- [WRITTEN EXERCISE] Copy out each line exactly; pictures stay out of the copy.
** Start EXCERPTED RECORDS **
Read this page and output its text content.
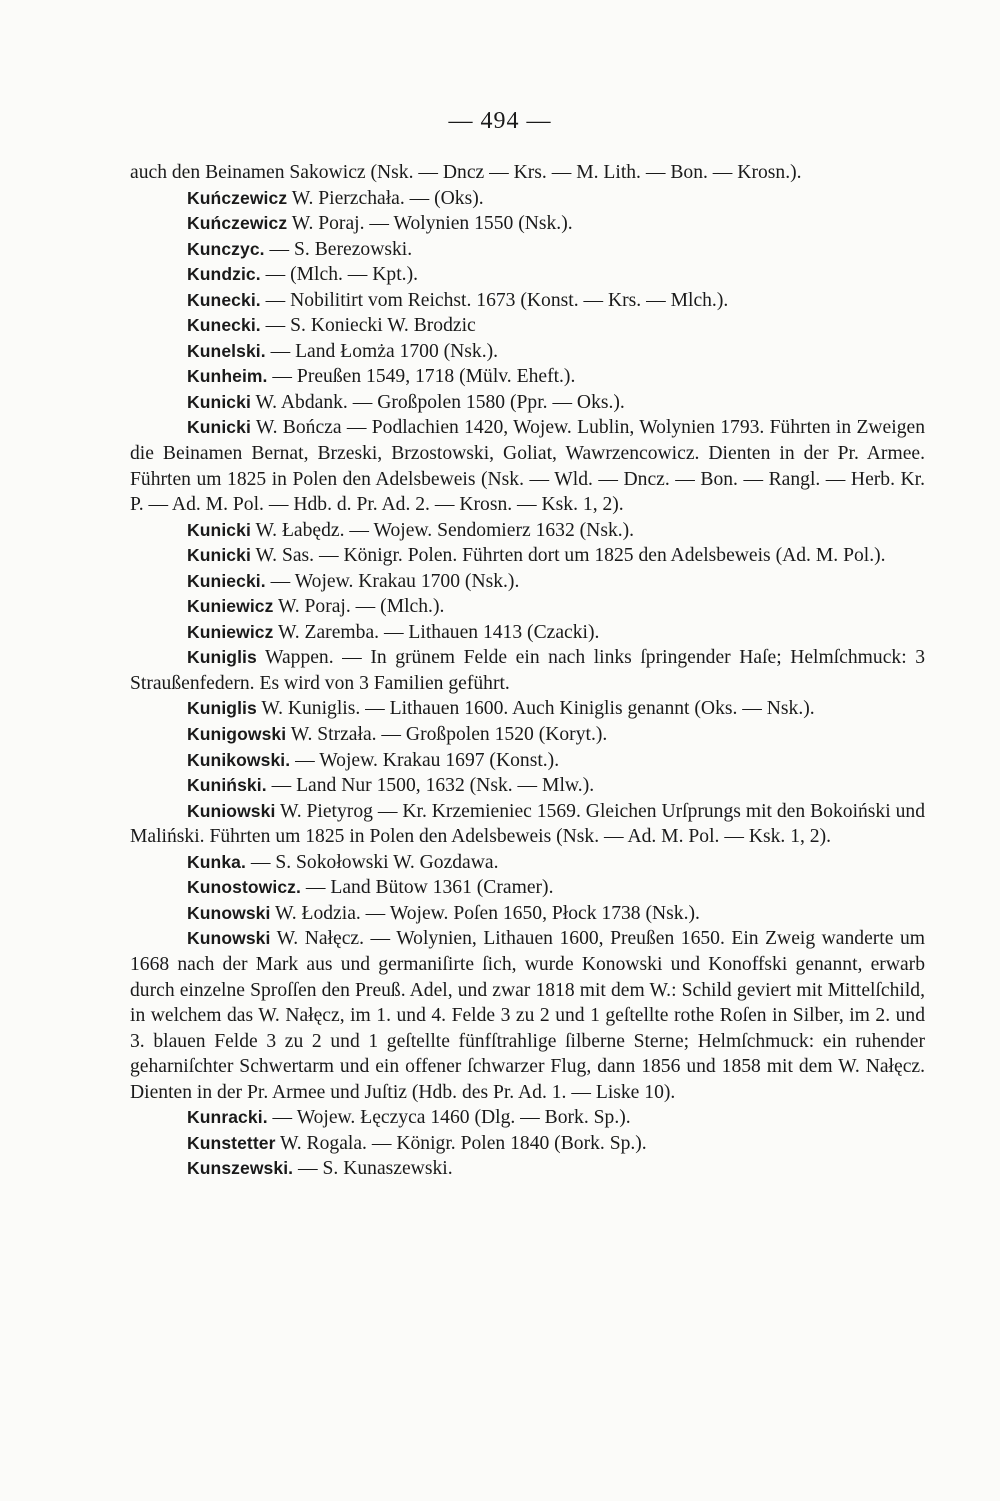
— 494 —

auch den Beinamen Sakowicz (Nsk. — Dncz — Krs. — M. Lith. — Bon. — Krosn.).

Kuńczewicz W. Pierzchała. — (Oks).

Kuńczewicz W. Poraj. — Wolynien 1550 (Nsk.).

Kunczyc. — S. Berezowski.

Kundzic. — (Mlch. — Kpt.).

Kunecki. — Nobilitirt vom Reichst. 1673 (Konst. — Krs. — Mlch.).

Kunecki. — S. Koniecki W. Brodzic

Kunelski. — Land Łomża 1700 (Nsk.).

Kunheim. — Preußen 1549, 1718 (Mülv. Eheft.).

Kunicki W. Abdank. — Großpolen 1580 (Ppr. — Oks.).

Kunicki W. Bończa — Podlachien 1420, Wojew. Lublin, Wolynien 1793. Führten in Zweigen die Beinamen Bernat, Brzeski, Brzostowski, Goliat, Wawrzencowicz. Dienten in der Pr. Armee. Führten um 1825 in Polen den Adelsbeweis (Nsk. — Wld. — Dncz. — Bon. — Rangl. — Herb. Kr. P. — Ad. M. Pol. — Hdb. d. Pr. Ad. 2. — Krosn. — Ksk. 1, 2).

Kunicki W. Łabędz. — Wojew. Sendomierz 1632 (Nsk.).

Kunicki W. Sas. — Königr. Polen. Führten dort um 1825 den Adelsbeweis (Ad. M. Pol.).

Kuniecki. — Wojew. Krakau 1700 (Nsk.).

Kuniewicz W. Poraj. — (Mlch.).

Kuniewicz W. Zaremba. — Lithauen 1413 (Czacki).

Kuniglis Wappen. — In grünem Felde ein nach links ſpringender Haſe; Helmſchmuck: 3 Straußenfedern. Es wird von 3 Familien geführt.

Kuniglis W. Kuniglis. — Lithauen 1600. Auch Kiniglis genannt (Oks. — Nsk.).

Kunigowski W. Strzała. — Großpolen 1520 (Koryt.).

Kunikowski. — Wojew. Krakau 1697 (Konst.).

Kuniński. — Land Nur 1500, 1632 (Nsk. — Mlw.).

Kuniowski W. Pietyrog — Kr. Krzemieniec 1569. Gleichen Urſprungs mit den Bokoiński und Maliński. Führten um 1825 in Polen den Adelsbeweis (Nsk. — Ad. M. Pol. — Ksk. 1, 2).

Kunka. — S. Sokołowski W. Gozdawa.

Kunostowicz. — Land Bütow 1361 (Cramer).

Kunowski W. Łodzia. — Wojew. Poſen 1650, Płock 1738 (Nsk.).

Kunowski W. Nałęcz. — Wolynien, Lithauen 1600, Preußen 1650. Ein Zweig wanderte um 1668 nach der Mark aus und germaniſirte ſich, wurde Konowski und Konoffski genannt, erwarb durch einzelne Sproſſen den Preuß. Adel, und zwar 1818 mit dem W.: Schild geviert mit Mittelſchild, in welchem das W. Nałęcz, im 1. und 4. Felde 3 zu 2 und 1 geſtellte rothe Roſen in Silber, im 2. und 3. blauen Felde 3 zu 2 und 1 geſtellte fünfſtrahlige ſilberne Sterne; Helmſchmuck: ein ruhender geharniſchter Schwertarm und ein offener ſchwarzer Flug, dann 1856 und 1858 mit dem W. Nałęcz. Dienten in der Pr. Armee und Juſtiz (Hdb. des Pr. Ad. 1. — Liske 10).

Kunracki. — Wojew. Łęczyca 1460 (Dlg. — Bork. Sp.).

Kunstetter W. Rogala. — Königr. Polen 1840 (Bork. Sp.).

Kunszewski. — S. Kunaszewski.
** End EXCERPTED RECORDS **
- [RESPONSE FOR THIS EXERCISE]
Read this page and output its text content.
— 494 —

auch den Beinamen Sakowicz (Nsk. — Dncz — Krs. — M. Lith. — Bon. — Krosn.).

Kuńczewicz W. Pierzchała. — (Oks).

Kuńczewicz W. Poraj. — Wolynien 1550 (Nsk.).

Kunczyc. — S. Berezowski.

Kundzic. — (Mlch. — Kpt.).

Kunecki. — Nobilitirt vom Reichst. 1673 (Konst. — Krs. — Mlch.).

Kunecki. — S. Koniecki W. Brodzic

Kunelski. — Land Łomża 1700 (Nsk.).

Kunheim. — Preußen 1549, 1718 (Mülv. Eheft.).

Kunicki W. Abdank. — Großpolen 1580 (Ppr. — Oks.).

Kunicki W. Bończa — Podlachien 1420, Wojew. Lublin, Wolynien 1793. Führten in Zweigen die Beinamen Bernat, Brzeski, Brzostowski, Goliat, Wawrzencowicz. Dienten in der Pr. Armee. Führten um 1825 in Polen den Adelsbeweis (Nsk. — Wld. — Dncz. — Bon. — Rangl. — Herb. Kr. P. — Ad. M. Pol. — Hdb. d. Pr. Ad. 2. — Krosn. — Ksk. 1, 2).

Kunicki W. Łabędz. — Wojew. Sendomierz 1632 (Nsk.).

Kunicki W. Sas. — Königr. Polen. Führten dort um 1825 den Adelsbeweis (Ad. M. Pol.).

Kuniecki. — Wojew. Krakau 1700 (Nsk.).

Kuniewicz W. Poraj. — (Mlch.).

Kuniewicz W. Zaremba. — Lithauen 1413 (Czacki).

Kuniglis Wappen. — In grünem Felde ein nach links ſpringender Haſe; Helmſchmuck: 3 Straußenfedern. Es wird von 3 Familien geführt.

Kuniglis W. Kuniglis. — Lithauen 1600. Auch Kiniglis genannt (Oks. — Nsk.).

Kunigowski W. Strzała. — Großpolen 1520 (Koryt.).

Kunikowski. — Wojew. Krakau 1697 (Konst.).

Kuniński. — Land Nur 1500, 1632 (Nsk. — Mlw.).

Kuniowski W. Pietyrog — Kr. Krzemieniec 1569. Gleichen Urſprungs mit den Bokoiński und Maliński. Führten um 1825 in Polen den Adelsbeweis (Nsk. — Ad. M. Pol. — Ksk. 1, 2).

Kunka. — S. Sokołowski W. Gozdawa.

Kunostowicz. — Land Bütow 1361 (Cramer).

Kunowski W. Łodzia. — Wojew. Poſen 1650, Płock 1738 (Nsk.).

Kunowski W. Nałęcz. — Wolynien, Lithauen 1600, Preußen 1650. Ein Zweig wanderte um 1668 nach der Mark aus und germaniſirte ſich, wurde Konowski und Konoffski genannt, erwarb durch einzelne Sproſſen den Preuß. Adel, und zwar 1818 mit dem W.: Schild geviert mit Mittelſchild, in welchem das W. Nałęcz, im 1. und 4. Felde 3 zu 2 und 1 geſtellte rothe Roſen in Silber, im 2. und 3. blauen Felde 3 zu 2 und 1 geſtellte fünfſtrahlige ſilberne Sterne; Helmſchmuck: ein ruhender geharniſchter Schwertarm und ein offener ſchwarzer Flug, dann 1856 und 1858 mit dem W. Nałęcz. Dienten in der Pr. Armee und Juſtiz (Hdb. des Pr. Ad. 1. — Liske 10).

Kunracki. — Wojew. Łęczyca 1460 (Dlg. — Bork. Sp.).

Kunstetter W. Rogala. — Königr. Polen 1840 (Bork. Sp.).

Kunszewski. — S. Kunaszewski.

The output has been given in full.